Output all lines exactly.

Part of a data file
· · ·
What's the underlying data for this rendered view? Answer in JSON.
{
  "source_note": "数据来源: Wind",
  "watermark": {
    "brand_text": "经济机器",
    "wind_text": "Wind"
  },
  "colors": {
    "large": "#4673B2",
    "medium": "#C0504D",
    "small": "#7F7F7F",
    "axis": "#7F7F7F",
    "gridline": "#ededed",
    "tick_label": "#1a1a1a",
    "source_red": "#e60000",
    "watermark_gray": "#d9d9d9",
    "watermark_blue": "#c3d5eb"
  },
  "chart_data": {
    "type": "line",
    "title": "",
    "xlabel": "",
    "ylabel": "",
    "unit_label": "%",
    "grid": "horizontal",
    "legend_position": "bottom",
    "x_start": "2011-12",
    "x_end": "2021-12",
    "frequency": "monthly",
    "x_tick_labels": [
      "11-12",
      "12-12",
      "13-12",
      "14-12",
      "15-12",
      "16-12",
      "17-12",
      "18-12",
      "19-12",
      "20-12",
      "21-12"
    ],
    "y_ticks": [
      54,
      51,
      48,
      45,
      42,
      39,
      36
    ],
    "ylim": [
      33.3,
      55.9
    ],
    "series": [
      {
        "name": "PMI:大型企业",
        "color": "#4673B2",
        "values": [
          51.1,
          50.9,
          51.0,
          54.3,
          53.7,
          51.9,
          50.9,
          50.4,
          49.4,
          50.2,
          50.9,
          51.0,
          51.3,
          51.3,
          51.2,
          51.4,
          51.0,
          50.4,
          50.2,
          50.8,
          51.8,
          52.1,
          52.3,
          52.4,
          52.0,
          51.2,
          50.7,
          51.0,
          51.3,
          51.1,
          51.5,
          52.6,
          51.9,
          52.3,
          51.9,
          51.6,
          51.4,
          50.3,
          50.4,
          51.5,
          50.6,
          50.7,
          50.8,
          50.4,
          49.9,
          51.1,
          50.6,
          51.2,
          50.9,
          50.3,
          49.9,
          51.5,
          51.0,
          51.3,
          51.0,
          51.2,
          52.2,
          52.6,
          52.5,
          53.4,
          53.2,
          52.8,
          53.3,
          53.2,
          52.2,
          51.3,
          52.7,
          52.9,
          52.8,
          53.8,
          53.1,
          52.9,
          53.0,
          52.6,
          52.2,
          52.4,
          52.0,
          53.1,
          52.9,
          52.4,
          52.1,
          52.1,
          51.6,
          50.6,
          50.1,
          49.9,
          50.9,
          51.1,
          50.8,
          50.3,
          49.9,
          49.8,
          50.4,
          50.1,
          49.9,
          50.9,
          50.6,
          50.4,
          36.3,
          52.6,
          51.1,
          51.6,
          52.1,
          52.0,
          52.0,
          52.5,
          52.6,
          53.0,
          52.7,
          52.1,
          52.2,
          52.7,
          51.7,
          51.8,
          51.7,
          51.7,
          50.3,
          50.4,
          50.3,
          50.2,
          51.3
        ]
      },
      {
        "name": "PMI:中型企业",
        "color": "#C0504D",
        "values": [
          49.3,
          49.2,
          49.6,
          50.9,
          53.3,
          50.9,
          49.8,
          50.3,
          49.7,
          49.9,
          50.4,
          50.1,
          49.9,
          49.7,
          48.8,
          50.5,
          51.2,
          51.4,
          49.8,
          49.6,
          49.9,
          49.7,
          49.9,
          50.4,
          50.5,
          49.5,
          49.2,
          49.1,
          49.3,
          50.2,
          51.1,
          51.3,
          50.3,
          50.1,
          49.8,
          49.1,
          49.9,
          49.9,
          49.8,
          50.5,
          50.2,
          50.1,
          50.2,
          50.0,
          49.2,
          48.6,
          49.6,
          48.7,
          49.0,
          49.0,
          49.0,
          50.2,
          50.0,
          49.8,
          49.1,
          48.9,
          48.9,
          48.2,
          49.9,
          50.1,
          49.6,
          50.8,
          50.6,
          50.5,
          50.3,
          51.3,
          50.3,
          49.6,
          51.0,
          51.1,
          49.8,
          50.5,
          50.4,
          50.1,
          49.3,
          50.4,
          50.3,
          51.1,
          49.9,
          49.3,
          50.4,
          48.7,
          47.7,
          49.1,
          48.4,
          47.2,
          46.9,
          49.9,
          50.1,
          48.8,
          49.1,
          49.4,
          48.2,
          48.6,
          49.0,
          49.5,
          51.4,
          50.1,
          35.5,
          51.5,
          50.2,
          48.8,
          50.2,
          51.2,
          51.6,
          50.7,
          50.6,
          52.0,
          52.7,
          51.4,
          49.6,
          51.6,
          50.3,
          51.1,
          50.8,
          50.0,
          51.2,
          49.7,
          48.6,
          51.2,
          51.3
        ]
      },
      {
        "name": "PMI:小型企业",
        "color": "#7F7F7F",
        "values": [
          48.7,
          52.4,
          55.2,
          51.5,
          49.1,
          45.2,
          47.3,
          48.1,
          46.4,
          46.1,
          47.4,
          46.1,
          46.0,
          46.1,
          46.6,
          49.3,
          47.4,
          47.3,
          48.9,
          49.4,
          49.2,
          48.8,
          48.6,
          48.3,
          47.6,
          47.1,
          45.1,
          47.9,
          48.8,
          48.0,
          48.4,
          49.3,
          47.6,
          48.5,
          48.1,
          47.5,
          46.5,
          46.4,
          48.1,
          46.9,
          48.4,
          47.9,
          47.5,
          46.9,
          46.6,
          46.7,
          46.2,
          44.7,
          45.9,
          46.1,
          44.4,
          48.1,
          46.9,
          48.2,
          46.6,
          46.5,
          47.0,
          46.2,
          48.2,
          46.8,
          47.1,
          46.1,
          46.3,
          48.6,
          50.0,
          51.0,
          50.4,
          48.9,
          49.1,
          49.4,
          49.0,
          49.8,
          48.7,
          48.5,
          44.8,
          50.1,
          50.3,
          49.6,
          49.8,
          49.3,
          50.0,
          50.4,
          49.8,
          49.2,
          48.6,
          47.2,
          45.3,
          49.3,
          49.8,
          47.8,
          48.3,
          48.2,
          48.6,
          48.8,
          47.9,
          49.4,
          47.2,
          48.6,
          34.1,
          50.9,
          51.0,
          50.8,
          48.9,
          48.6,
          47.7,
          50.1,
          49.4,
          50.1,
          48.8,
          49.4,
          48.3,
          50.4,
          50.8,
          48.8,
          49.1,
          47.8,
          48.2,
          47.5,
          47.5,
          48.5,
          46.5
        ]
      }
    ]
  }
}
· · ·
## Written answer
What's the underlying data for this rendered view? Answer in JSON.
{
  "source_note": "数据来源: Wind",
  "watermark": {
    "brand_text": "经济机器",
    "wind_text": "Wind"
  },
  "colors": {
    "large": "#4673B2",
    "medium": "#C0504D",
    "small": "#7F7F7F",
    "axis": "#7F7F7F",
    "gridline": "#ededed",
    "tick_label": "#1a1a1a",
    "source_red": "#e60000",
    "watermark_gray": "#d9d9d9",
    "watermark_blue": "#c3d5eb"
  },
  "chart_data": {
    "type": "line",
    "title": "",
    "xlabel": "",
    "ylabel": "",
    "unit_label": "%",
    "grid": "horizontal",
    "legend_position": "bottom",
    "x_start": "2011-12",
    "x_end": "2021-12",
    "frequency": "monthly",
    "x_tick_labels": [
      "11-12",
      "12-12",
      "13-12",
      "14-12",
      "15-12",
      "16-12",
      "17-12",
      "18-12",
      "19-12",
      "20-12",
      "21-12"
    ],
    "y_ticks": [
      54,
      51,
      48,
      45,
      42,
      39,
      36
    ],
    "ylim": [
      33.3,
      55.9
    ],
    "series": [
      {
        "name": "PMI:大型企业",
        "color": "#4673B2",
        "values": [
          51.1,
          50.9,
          51.0,
          54.3,
          53.7,
          51.9,
          50.9,
          50.4,
          49.4,
          50.2,
          50.9,
          51.0,
          51.3,
          51.3,
          51.2,
          51.4,
          51.0,
          50.4,
          50.2,
          50.8,
          51.8,
          52.1,
          52.3,
          52.4,
          52.0,
          51.2,
          50.7,
          51.0,
          51.3,
          51.1,
          51.5,
          52.6,
          51.9,
          52.3,
          51.9,
          51.6,
          51.4,
          50.3,
          50.4,
          51.5,
          50.6,
          50.7,
          50.8,
          50.4,
          49.9,
          51.1,
          50.6,
          51.2,
          50.9,
          50.3,
          49.9,
          51.5,
          51.0,
          51.3,
          51.0,
          51.2,
          52.2,
          52.6,
          52.5,
          53.4,
          53.2,
          52.8,
          53.3,
          53.2,
          52.2,
          51.3,
          52.7,
          52.9,
          52.8,
          53.8,
          53.1,
          52.9,
          53.0,
          52.6,
          52.2,
          52.4,
          52.0,
          53.1,
          52.9,
          52.4,
          52.1,
          52.1,
          51.6,
          50.6,
          50.1,
          49.9,
          50.9,
          51.1,
          50.8,
          50.3,
          49.9,
          49.8,
          50.4,
          50.1,
          49.9,
          50.9,
          50.6,
          50.4,
          36.3,
          52.6,
          51.1,
          51.6,
          52.1,
          52.0,
          52.0,
          52.5,
          52.6,
          53.0,
          52.7,
          52.1,
          52.2,
          52.7,
          51.7,
          51.8,
          51.7,
          51.7,
          50.3,
          50.4,
          50.3,
          50.2,
          51.3
        ]
      },
      {
        "name": "PMI:中型企业",
        "color": "#C0504D",
        "values": [
          49.3,
          49.2,
          49.6,
          50.9,
          53.3,
          50.9,
          49.8,
          50.3,
          49.7,
          49.9,
          50.4,
          50.1,
          49.9,
          49.7,
          48.8,
          50.5,
          51.2,
          51.4,
          49.8,
          49.6,
          49.9,
          49.7,
          49.9,
          50.4,
          50.5,
          49.5,
          49.2,
          49.1,
          49.3,
          50.2,
          51.1,
          51.3,
          50.3,
          50.1,
          49.8,
          49.1,
          49.9,
          49.9,
          49.8,
          50.5,
          50.2,
          50.1,
          50.2,
          50.0,
          49.2,
          48.6,
          49.6,
          48.7,
          49.0,
          49.0,
          49.0,
          50.2,
          50.0,
          49.8,
          49.1,
          48.9,
          48.9,
          48.2,
          49.9,
          50.1,
          49.6,
          50.8,
          50.6,
          50.5,
          50.3,
          51.3,
          50.3,
          49.6,
          51.0,
          51.1,
          49.8,
          50.5,
          50.4,
          50.1,
          49.3,
          50.4,
          50.3,
          51.1,
          49.9,
          49.3,
          50.4,
          48.7,
          47.7,
          49.1,
          48.4,
          47.2,
          46.9,
          49.9,
          50.1,
          48.8,
          49.1,
          49.4,
          48.2,
          48.6,
          49.0,
          49.5,
          51.4,
          50.1,
          35.5,
          51.5,
          50.2,
          48.8,
          50.2,
          51.2,
          51.6,
          50.7,
          50.6,
          52.0,
          52.7,
          51.4,
          49.6,
          51.6,
          50.3,
          51.1,
          50.8,
          50.0,
          51.2,
          49.7,
          48.6,
          51.2,
          51.3
        ]
      },
      {
        "name": "PMI:小型企业",
        "color": "#7F7F7F",
        "values": [
          48.7,
          52.4,
          55.2,
          51.5,
          49.1,
          45.2,
          47.3,
          48.1,
          46.4,
          46.1,
          47.4,
          46.1,
          46.0,
          46.1,
          46.6,
          49.3,
          47.4,
          47.3,
          48.9,
          49.4,
          49.2,
          48.8,
          48.6,
          48.3,
          47.6,
          47.1,
          45.1,
          47.9,
          48.8,
          48.0,
          48.4,
          49.3,
          47.6,
          48.5,
          48.1,
          47.5,
          46.5,
          46.4,
          48.1,
          46.9,
          48.4,
          47.9,
          47.5,
          46.9,
          46.6,
          46.7,
          46.2,
          44.7,
          45.9,
          46.1,
          44.4,
          48.1,
          46.9,
          48.2,
          46.6,
          46.5,
          47.0,
          46.2,
          48.2,
          46.8,
          47.1,
          46.1,
          46.3,
          48.6,
          50.0,
          51.0,
          50.4,
          48.9,
          49.1,
          49.4,
          49.0,
          49.8,
          48.7,
          48.5,
          44.8,
          50.1,
          50.3,
          49.6,
          49.8,
          49.3,
          50.0,
          50.4,
          49.8,
          49.2,
          48.6,
          47.2,
          45.3,
          49.3,
          49.8,
          47.8,
          48.3,
          48.2,
          48.6,
          48.8,
          47.9,
          49.4,
          47.2,
          48.6,
          34.1,
          50.9,
          51.0,
          50.8,
          48.9,
          48.6,
          47.7,
          50.1,
          49.4,
          50.1,
          48.8,
          49.4,
          48.3,
          50.4,
          50.8,
          48.8,
          49.1,
          47.8,
          48.2,
          47.5,
          47.5,
          48.5,
          46.5
        ]
      }
    ]
  }
}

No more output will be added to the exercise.